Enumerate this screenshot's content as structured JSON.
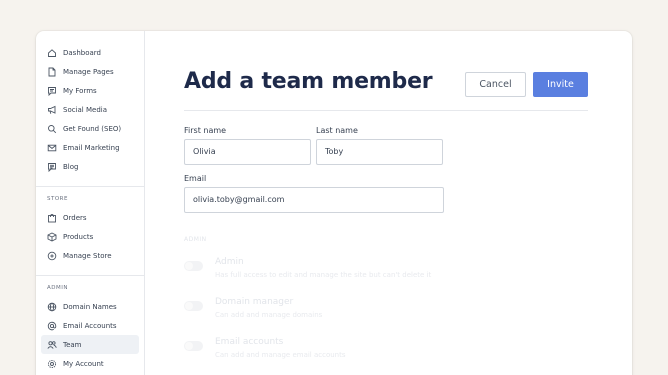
{
  "sidebar": {
    "main_items": [
      {
        "label": "Dashboard",
        "icon": "home-icon"
      },
      {
        "label": "Manage Pages",
        "icon": "page-icon"
      },
      {
        "label": "My Forms",
        "icon": "form-icon"
      },
      {
        "label": "Social Media",
        "icon": "megaphone-icon"
      },
      {
        "label": "Get Found (SEO)",
        "icon": "search-icon"
      },
      {
        "label": "Email Marketing",
        "icon": "mail-icon"
      },
      {
        "label": "Blog",
        "icon": "blog-icon"
      }
    ],
    "store_label": "STORE",
    "store_items": [
      {
        "label": "Orders",
        "icon": "bag-icon"
      },
      {
        "label": "Products",
        "icon": "box-icon"
      },
      {
        "label": "Manage Store",
        "icon": "store-icon"
      }
    ],
    "admin_label": "ADMIN",
    "admin_items": [
      {
        "label": "Domain Names",
        "icon": "globe-icon"
      },
      {
        "label": "Email Accounts",
        "icon": "at-icon"
      },
      {
        "label": "Team",
        "icon": "team-icon",
        "active": true
      },
      {
        "label": "My Account",
        "icon": "gear-icon"
      }
    ]
  },
  "main": {
    "title": "Add a team member",
    "cancel_label": "Cancel",
    "invite_label": "Invite",
    "first_name_label": "First name",
    "first_name_value": "Olivia",
    "last_name_label": "Last name",
    "last_name_value": "Toby",
    "email_label": "Email",
    "email_value": "olivia.toby@gmail.com",
    "permissions_label": "ADMIN",
    "permissions": [
      {
        "name": "Admin",
        "description": "Has full access to edit and manage the site but can't delete it"
      },
      {
        "name": "Domain manager",
        "description": "Can add and manage domains"
      },
      {
        "name": "Email accounts",
        "description": "Can add and manage email accounts"
      }
    ]
  },
  "colors": {
    "accent": "#5a7fe0",
    "title": "#1e2a4a",
    "background": "#f6f3ee"
  }
}
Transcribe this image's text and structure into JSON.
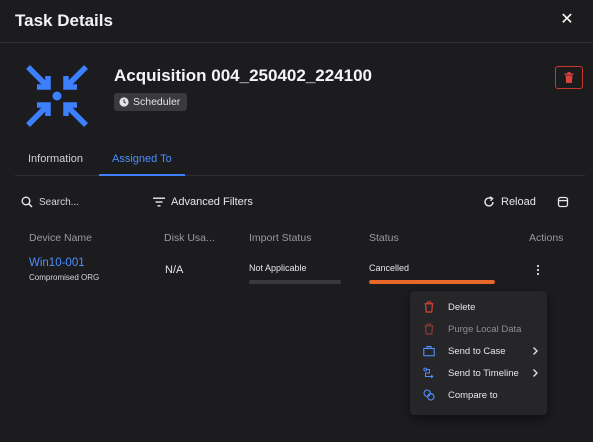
{
  "header": {
    "title": "Task Details",
    "close_symbol": "✕"
  },
  "task": {
    "title": "Acquisition 004_250402_224100",
    "type_badge": "Scheduler",
    "icon": "acquisition-arrows-icon",
    "accent_color": "#3d7fff"
  },
  "tabs": [
    {
      "label": "Information",
      "active": false
    },
    {
      "label": "Assigned To",
      "active": true
    }
  ],
  "toolbar": {
    "search_placeholder": "Search...",
    "filters_label": "Advanced Filters",
    "reload_label": "Reload"
  },
  "table": {
    "columns": [
      "Device Name",
      "Disk Usa...",
      "Import Status",
      "Status",
      "Actions"
    ],
    "rows": [
      {
        "device_name": "Win10-001",
        "organization": "Compromised ORG",
        "disk_usage": "N/A",
        "import_status": "Not Applicable",
        "import_progress": 0,
        "status": "Cancelled",
        "status_progress": 1,
        "status_color": "#e8682c"
      }
    ]
  },
  "context_menu": {
    "items": [
      {
        "label": "Delete",
        "icon": "trash-icon",
        "disabled": false,
        "submenu": false
      },
      {
        "label": "Purge Local Data",
        "icon": "trash-icon",
        "disabled": true,
        "submenu": false
      },
      {
        "label": "Send to Case",
        "icon": "briefcase-icon",
        "disabled": false,
        "submenu": true
      },
      {
        "label": "Send to Timeline",
        "icon": "timeline-icon",
        "disabled": false,
        "submenu": true
      },
      {
        "label": "Compare to",
        "icon": "compare-icon",
        "disabled": false,
        "submenu": false
      }
    ]
  },
  "colors": {
    "danger": "#d8433a",
    "link": "#4c8fff",
    "status_cancelled": "#e8682c"
  }
}
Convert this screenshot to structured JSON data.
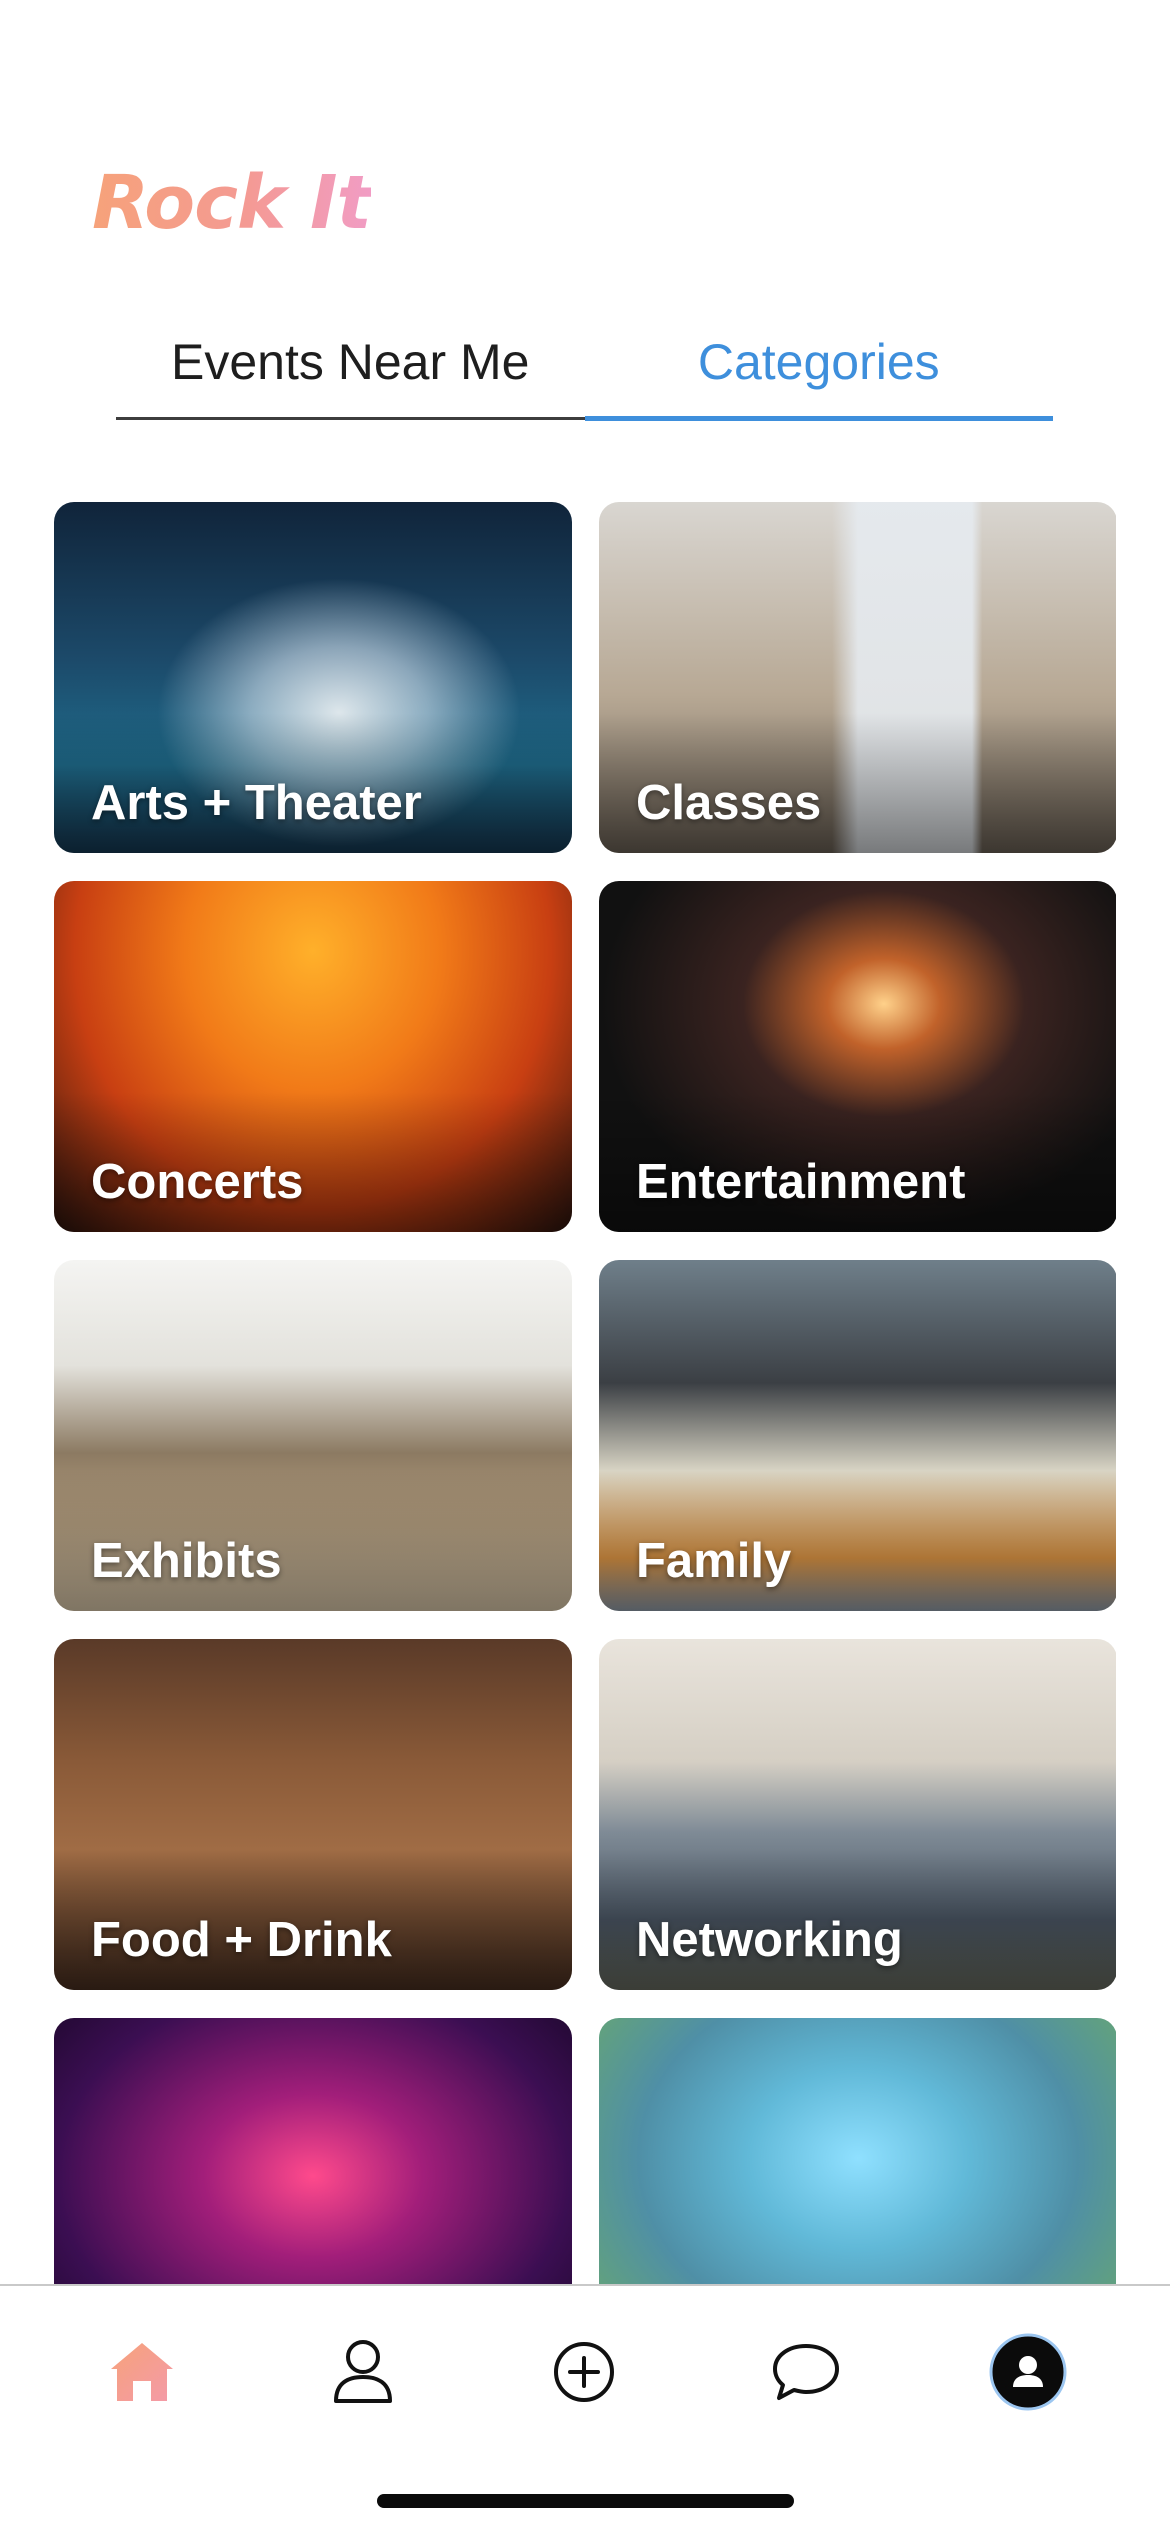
{
  "app": {
    "logo": "Rock It"
  },
  "tabs": [
    {
      "label": "Events Near Me",
      "active": false
    },
    {
      "label": "Categories",
      "active": true
    }
  ],
  "categories": [
    {
      "label": "Arts + Theater"
    },
    {
      "label": "Classes"
    },
    {
      "label": "Concerts"
    },
    {
      "label": "Entertainment"
    },
    {
      "label": "Exhibits"
    },
    {
      "label": "Family"
    },
    {
      "label": "Food + Drink"
    },
    {
      "label": "Networking"
    },
    {
      "label": ""
    },
    {
      "label": ""
    }
  ],
  "bottom_nav": [
    {
      "icon": "home-icon",
      "active": true
    },
    {
      "icon": "user-icon",
      "active": false
    },
    {
      "icon": "plus-circle-icon",
      "active": false
    },
    {
      "icon": "chat-bubble-icon",
      "active": false
    },
    {
      "icon": "account-avatar-icon",
      "active": false
    }
  ],
  "colors": {
    "accent_blue": "#3e8fdc",
    "logo_gradient": [
      "#f6a27a",
      "#f19cc4"
    ],
    "home_active": "#f7a08f"
  }
}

> [Directions]: Each line of the data should be quoted exactly, with pictures left out.

> [Solution to this problem]:
Enumerate this screenshot's content as structured JSON.
{
  "sidebar": {
    "main_items": [
      {
        "label": "Dashboard",
        "icon": "home-icon"
      },
      {
        "label": "Manage Pages",
        "icon": "page-icon"
      },
      {
        "label": "My Forms",
        "icon": "form-icon"
      },
      {
        "label": "Social Media",
        "icon": "megaphone-icon"
      },
      {
        "label": "Get Found (SEO)",
        "icon": "search-icon"
      },
      {
        "label": "Email Marketing",
        "icon": "mail-icon"
      },
      {
        "label": "Blog",
        "icon": "blog-icon"
      }
    ],
    "store_label": "STORE",
    "store_items": [
      {
        "label": "Orders",
        "icon": "bag-icon"
      },
      {
        "label": "Products",
        "icon": "box-icon"
      },
      {
        "label": "Manage Store",
        "icon": "store-icon"
      }
    ],
    "admin_label": "ADMIN",
    "admin_items": [
      {
        "label": "Domain Names",
        "icon": "globe-icon"
      },
      {
        "label": "Email Accounts",
        "icon": "at-icon"
      },
      {
        "label": "Team",
        "icon": "team-icon",
        "active": true
      },
      {
        "label": "My Account",
        "icon": "gear-icon"
      }
    ]
  },
  "main": {
    "title": "Add a team member",
    "cancel_label": "Cancel",
    "invite_label": "Invite",
    "first_name_label": "First name",
    "first_name_value": "Olivia",
    "last_name_label": "Last name",
    "last_name_value": "Toby",
    "email_label": "Email",
    "email_value": "olivia.toby@gmail.com",
    "permissions_label": "ADMIN",
    "permissions": [
      {
        "name": "Admin",
        "description": "Has full access to edit and manage the site but can't delete it"
      },
      {
        "name": "Domain manager",
        "description": "Can add and manage domains"
      },
      {
        "name": "Email accounts",
        "description": "Can add and manage email accounts"
      }
    ]
  },
  "colors": {
    "accent": "#5a7fe0",
    "title": "#1e2a4a",
    "background": "#f6f3ee"
  }
}
Transcribe this image's text and structure into JSON.
{
  "header": {
    "title": "Task Details",
    "close_symbol": "✕"
  },
  "task": {
    "title": "Acquisition 004_250402_224100",
    "type_badge": "Scheduler",
    "icon": "acquisition-arrows-icon",
    "accent_color": "#3d7fff"
  },
  "tabs": [
    {
      "label": "Information",
      "active": false
    },
    {
      "label": "Assigned To",
      "active": true
    }
  ],
  "toolbar": {
    "search_placeholder": "Search...",
    "filters_label": "Advanced Filters",
    "reload_label": "Reload"
  },
  "table": {
    "columns": [
      "Device Name",
      "Disk Usa...",
      "Import Status",
      "Status",
      "Actions"
    ],
    "rows": [
      {
        "device_name": "Win10-001",
        "organization": "Compromised ORG",
        "disk_usage": "N/A",
        "import_status": "Not Applicable",
        "import_progress": 0,
        "status": "Cancelled",
        "status_progress": 1,
        "status_color": "#e8682c"
      }
    ]
  },
  "context_menu": {
    "items": [
      {
        "label": "Delete",
        "icon": "trash-icon",
        "disabled": false,
        "submenu": false
      },
      {
        "label": "Purge Local Data",
        "icon": "trash-icon",
        "disabled": true,
        "submenu": false
      },
      {
        "label": "Send to Case",
        "icon": "briefcase-icon",
        "disabled": false,
        "submenu": true
      },
      {
        "label": "Send to Timeline",
        "icon": "timeline-icon",
        "disabled": false,
        "submenu": true
      },
      {
        "label": "Compare to",
        "icon": "compare-icon",
        "disabled": false,
        "submenu": false
      }
    ]
  },
  "colors": {
    "danger": "#d8433a",
    "link": "#4c8fff",
    "status_cancelled": "#e8682c"
  }
}
Convert this screenshot to structured JSON data.
{
  "app": {
    "logo": "Rock It"
  },
  "tabs": [
    {
      "label": "Events Near Me",
      "active": false
    },
    {
      "label": "Categories",
      "active": true
    }
  ],
  "categories": [
    {
      "label": "Arts + Theater"
    },
    {
      "label": "Classes"
    },
    {
      "label": "Concerts"
    },
    {
      "label": "Entertainment"
    },
    {
      "label": "Exhibits"
    },
    {
      "label": "Family"
    },
    {
      "label": "Food + Drink"
    },
    {
      "label": "Networking"
    },
    {
      "label": ""
    },
    {
      "label": ""
    }
  ],
  "bottom_nav": [
    {
      "icon": "home-icon",
      "active": true
    },
    {
      "icon": "user-icon",
      "active": false
    },
    {
      "icon": "plus-circle-icon",
      "active": false
    },
    {
      "icon": "chat-bubble-icon",
      "active": false
    },
    {
      "icon": "account-avatar-icon",
      "active": false
    }
  ],
  "colors": {
    "accent_blue": "#3e8fdc",
    "logo_gradient": [
      "#f6a27a",
      "#f19cc4"
    ],
    "home_active": "#f7a08f"
  }
}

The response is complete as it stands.